Dataset entries:

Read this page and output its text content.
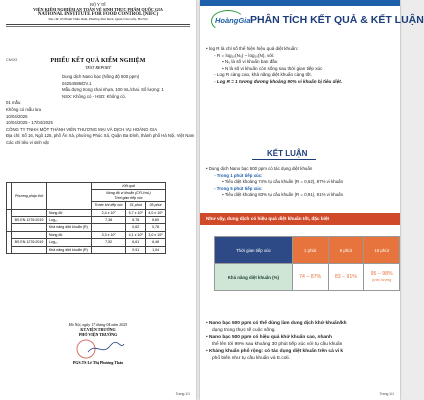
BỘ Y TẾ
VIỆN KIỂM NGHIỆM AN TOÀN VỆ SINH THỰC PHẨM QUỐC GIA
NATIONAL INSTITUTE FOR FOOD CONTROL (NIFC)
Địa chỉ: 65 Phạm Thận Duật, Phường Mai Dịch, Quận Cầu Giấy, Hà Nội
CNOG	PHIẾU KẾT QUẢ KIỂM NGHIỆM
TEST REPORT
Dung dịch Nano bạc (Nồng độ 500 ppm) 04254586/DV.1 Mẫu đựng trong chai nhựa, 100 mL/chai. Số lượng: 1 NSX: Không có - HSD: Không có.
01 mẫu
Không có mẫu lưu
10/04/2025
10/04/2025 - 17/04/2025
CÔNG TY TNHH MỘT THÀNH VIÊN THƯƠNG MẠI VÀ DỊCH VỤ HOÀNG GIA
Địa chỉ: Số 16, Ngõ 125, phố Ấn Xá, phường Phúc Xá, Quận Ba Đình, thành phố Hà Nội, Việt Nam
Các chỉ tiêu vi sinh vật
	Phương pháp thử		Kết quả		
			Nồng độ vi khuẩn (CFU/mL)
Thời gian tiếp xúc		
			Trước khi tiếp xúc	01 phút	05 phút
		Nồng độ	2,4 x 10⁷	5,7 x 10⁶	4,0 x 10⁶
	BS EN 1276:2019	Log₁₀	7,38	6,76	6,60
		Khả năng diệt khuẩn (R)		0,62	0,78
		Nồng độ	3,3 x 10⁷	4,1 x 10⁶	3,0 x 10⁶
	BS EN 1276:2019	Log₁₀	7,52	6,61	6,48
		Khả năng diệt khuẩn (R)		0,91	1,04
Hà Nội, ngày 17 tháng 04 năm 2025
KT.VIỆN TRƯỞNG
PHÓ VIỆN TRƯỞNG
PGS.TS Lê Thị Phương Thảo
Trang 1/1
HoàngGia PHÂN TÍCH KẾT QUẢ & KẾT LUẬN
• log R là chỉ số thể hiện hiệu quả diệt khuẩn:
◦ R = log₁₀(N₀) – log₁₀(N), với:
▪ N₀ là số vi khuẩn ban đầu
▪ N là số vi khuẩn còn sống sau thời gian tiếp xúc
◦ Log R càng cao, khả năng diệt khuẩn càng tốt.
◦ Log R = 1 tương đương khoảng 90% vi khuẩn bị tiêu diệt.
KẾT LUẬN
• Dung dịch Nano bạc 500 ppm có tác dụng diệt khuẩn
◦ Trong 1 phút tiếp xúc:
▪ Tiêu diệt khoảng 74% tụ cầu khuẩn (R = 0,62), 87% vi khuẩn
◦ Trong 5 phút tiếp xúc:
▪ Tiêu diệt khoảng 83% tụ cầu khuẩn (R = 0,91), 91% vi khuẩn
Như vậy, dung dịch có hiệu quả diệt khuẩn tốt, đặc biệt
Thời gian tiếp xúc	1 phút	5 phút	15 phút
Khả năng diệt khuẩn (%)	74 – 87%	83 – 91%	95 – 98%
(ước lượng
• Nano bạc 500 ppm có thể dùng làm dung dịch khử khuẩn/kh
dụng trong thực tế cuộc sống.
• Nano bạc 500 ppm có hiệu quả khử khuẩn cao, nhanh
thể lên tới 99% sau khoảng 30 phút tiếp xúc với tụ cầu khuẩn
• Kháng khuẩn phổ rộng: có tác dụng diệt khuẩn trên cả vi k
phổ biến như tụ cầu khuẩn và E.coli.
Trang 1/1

▶ **Short problem**
Gather from the entries above all lines that include the string "Không".

▶ **Task answer**
Dung dịch Nano bạc (Nồng độ 500 ppm) 04254586/DV.1 Mẫu đựng trong chai nhựa, 100 mL/chai. Số lượng: 1 NSX: Không có - HSD: Không có.
Không có mẫu lưu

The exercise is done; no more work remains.